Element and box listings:
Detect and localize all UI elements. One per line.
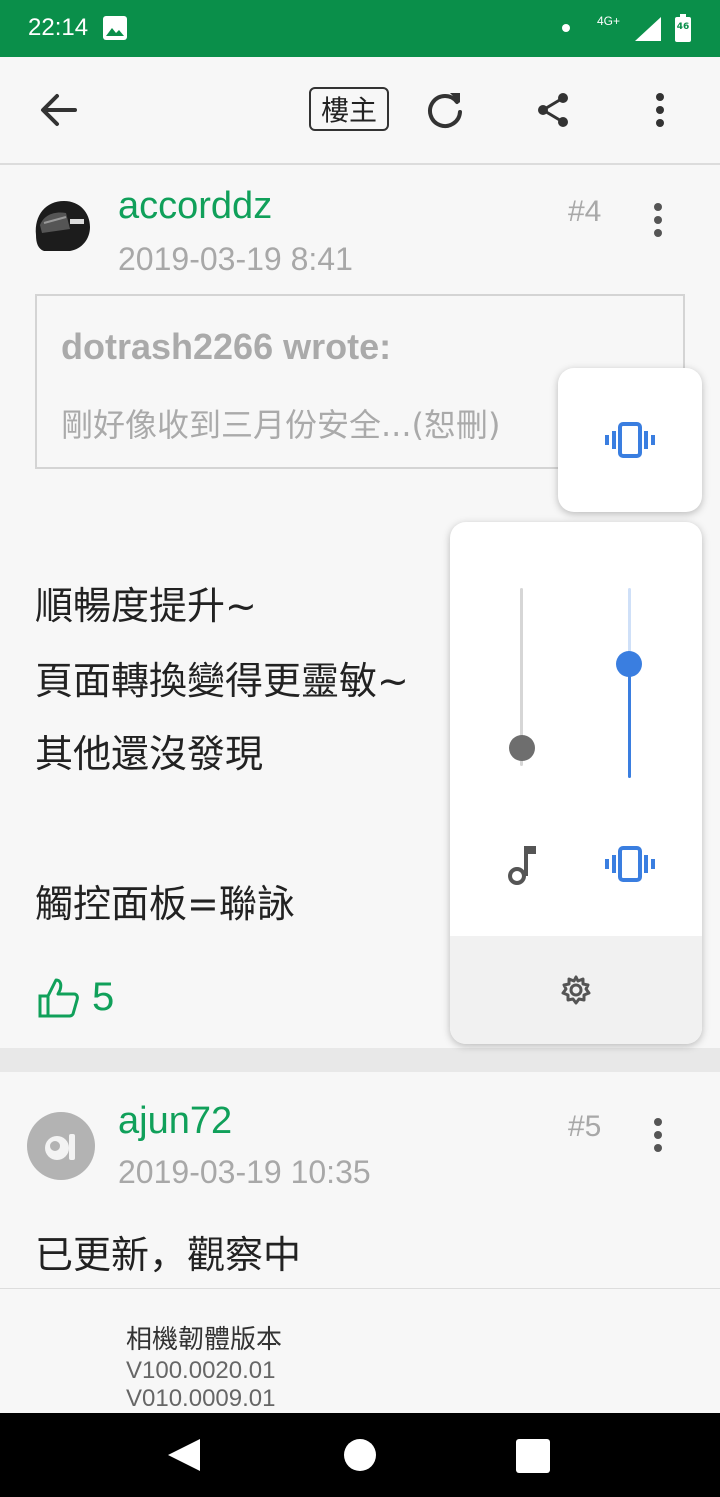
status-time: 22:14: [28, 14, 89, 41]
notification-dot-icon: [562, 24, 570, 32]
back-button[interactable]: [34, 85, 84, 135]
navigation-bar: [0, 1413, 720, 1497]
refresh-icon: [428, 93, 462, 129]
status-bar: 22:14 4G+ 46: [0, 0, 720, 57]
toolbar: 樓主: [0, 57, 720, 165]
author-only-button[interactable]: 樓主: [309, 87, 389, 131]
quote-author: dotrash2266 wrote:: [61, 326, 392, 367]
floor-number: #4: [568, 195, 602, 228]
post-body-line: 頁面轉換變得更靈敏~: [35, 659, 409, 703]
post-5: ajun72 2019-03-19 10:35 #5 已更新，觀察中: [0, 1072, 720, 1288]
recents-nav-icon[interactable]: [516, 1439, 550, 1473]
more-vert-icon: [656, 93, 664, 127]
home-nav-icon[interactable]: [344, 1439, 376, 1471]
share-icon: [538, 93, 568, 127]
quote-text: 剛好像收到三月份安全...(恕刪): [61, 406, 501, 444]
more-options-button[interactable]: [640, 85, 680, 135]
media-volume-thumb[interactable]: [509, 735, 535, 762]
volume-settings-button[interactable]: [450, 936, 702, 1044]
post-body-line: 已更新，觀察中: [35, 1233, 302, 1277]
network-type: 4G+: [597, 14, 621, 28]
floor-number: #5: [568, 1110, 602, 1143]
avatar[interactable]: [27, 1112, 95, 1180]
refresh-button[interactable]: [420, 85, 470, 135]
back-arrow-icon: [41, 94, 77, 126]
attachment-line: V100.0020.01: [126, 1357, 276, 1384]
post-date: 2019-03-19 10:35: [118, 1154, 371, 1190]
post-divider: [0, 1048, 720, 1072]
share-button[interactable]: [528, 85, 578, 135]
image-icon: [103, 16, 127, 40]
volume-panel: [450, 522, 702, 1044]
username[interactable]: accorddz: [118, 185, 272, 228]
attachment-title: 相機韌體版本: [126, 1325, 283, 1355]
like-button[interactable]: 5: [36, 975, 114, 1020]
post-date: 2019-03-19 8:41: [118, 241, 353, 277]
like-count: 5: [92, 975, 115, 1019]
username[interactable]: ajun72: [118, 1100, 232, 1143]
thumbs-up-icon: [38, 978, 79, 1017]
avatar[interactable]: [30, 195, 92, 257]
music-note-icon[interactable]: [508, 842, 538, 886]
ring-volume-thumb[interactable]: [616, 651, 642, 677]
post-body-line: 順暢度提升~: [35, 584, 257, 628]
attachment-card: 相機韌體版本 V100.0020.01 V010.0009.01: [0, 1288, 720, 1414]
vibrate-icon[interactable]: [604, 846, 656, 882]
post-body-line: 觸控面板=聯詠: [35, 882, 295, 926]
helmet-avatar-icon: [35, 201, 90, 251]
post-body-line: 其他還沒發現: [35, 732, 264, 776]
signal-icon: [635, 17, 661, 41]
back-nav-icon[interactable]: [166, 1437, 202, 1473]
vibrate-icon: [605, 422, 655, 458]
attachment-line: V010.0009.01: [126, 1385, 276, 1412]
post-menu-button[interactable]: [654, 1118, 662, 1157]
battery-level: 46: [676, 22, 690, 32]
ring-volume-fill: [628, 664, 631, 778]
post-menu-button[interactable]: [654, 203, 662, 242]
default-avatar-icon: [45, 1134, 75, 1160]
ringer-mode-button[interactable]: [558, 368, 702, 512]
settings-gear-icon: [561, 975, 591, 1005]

**The problem:** Update the material starting at the line containing "status-time: 22:14: [28, 14, 89, 41]" and ending at the line containing "back-nav-icon[interactable]: [166, 1437, 202, 1473]" by replacing "post-body-line" with "body-text-line" throughout, leaving everything else unchanged. Give back only those lines.

**Solution for this problem:**
status-time: 22:14: [28, 14, 89, 41]
notification-dot-icon: [562, 24, 570, 32]
back-button[interactable]: [34, 85, 84, 135]
navigation-bar: [0, 1413, 720, 1497]
refresh-icon: [428, 93, 462, 129]
status-bar: 22:14 4G+ 46: [0, 0, 720, 57]
toolbar: 樓主: [0, 57, 720, 165]
author-only-button[interactable]: 樓主: [309, 87, 389, 131]
quote-author: dotrash2266 wrote:: [61, 326, 392, 367]
floor-number: #4: [568, 195, 602, 228]
body-text-line: 頁面轉換變得更靈敏~: [35, 659, 409, 703]
post-5: ajun72 2019-03-19 10:35 #5 已更新，觀察中: [0, 1072, 720, 1288]
recents-nav-icon[interactable]: [516, 1439, 550, 1473]
more-vert-icon: [656, 93, 664, 127]
home-nav-icon[interactable]: [344, 1439, 376, 1471]
share-icon: [538, 93, 568, 127]
quote-text: 剛好像收到三月份安全...(恕刪): [61, 406, 501, 444]
more-options-button[interactable]: [640, 85, 680, 135]
media-volume-thumb[interactable]: [509, 735, 535, 762]
volume-settings-button[interactable]: [450, 936, 702, 1044]
body-text-line: 已更新，觀察中: [35, 1233, 302, 1277]
network-type: 4G+: [597, 14, 621, 28]
floor-number: #5: [568, 1110, 602, 1143]
avatar[interactable]: [27, 1112, 95, 1180]
refresh-button[interactable]: [420, 85, 470, 135]
back-arrow-icon: [41, 94, 77, 126]
attachment-line: V100.0020.01: [126, 1357, 276, 1384]
post-date: 2019-03-19 10:35: [118, 1154, 371, 1190]
post-divider: [0, 1048, 720, 1072]
share-button[interactable]: [528, 85, 578, 135]
image-icon: [103, 16, 127, 40]
volume-panel: [450, 522, 702, 1044]
username[interactable]: accorddz: [118, 185, 272, 228]
attachment-title: 相機韌體版本: [126, 1325, 283, 1355]
like-button[interactable]: 5: [36, 975, 114, 1020]
post-date: 2019-03-19 8:41: [118, 241, 353, 277]
like-count: 5: [92, 975, 115, 1019]
username[interactable]: ajun72: [118, 1100, 232, 1143]
thumbs-up-icon: [38, 978, 79, 1017]
avatar[interactable]: [30, 195, 92, 257]
music-note-icon[interactable]: [508, 842, 538, 886]
ring-volume-thumb[interactable]: [616, 651, 642, 677]
body-text-line: 順暢度提升~: [35, 584, 257, 628]
attachment-card: 相機韌體版本 V100.0020.01 V010.0009.01: [0, 1288, 720, 1414]
vibrate-icon[interactable]: [604, 846, 656, 882]
body-text-line: 觸控面板=聯詠: [35, 882, 295, 926]
helmet-avatar-icon: [35, 201, 90, 251]
body-text-line: 其他還沒發現: [35, 732, 264, 776]
signal-icon: [635, 17, 661, 41]
back-nav-icon[interactable]: [166, 1437, 202, 1473]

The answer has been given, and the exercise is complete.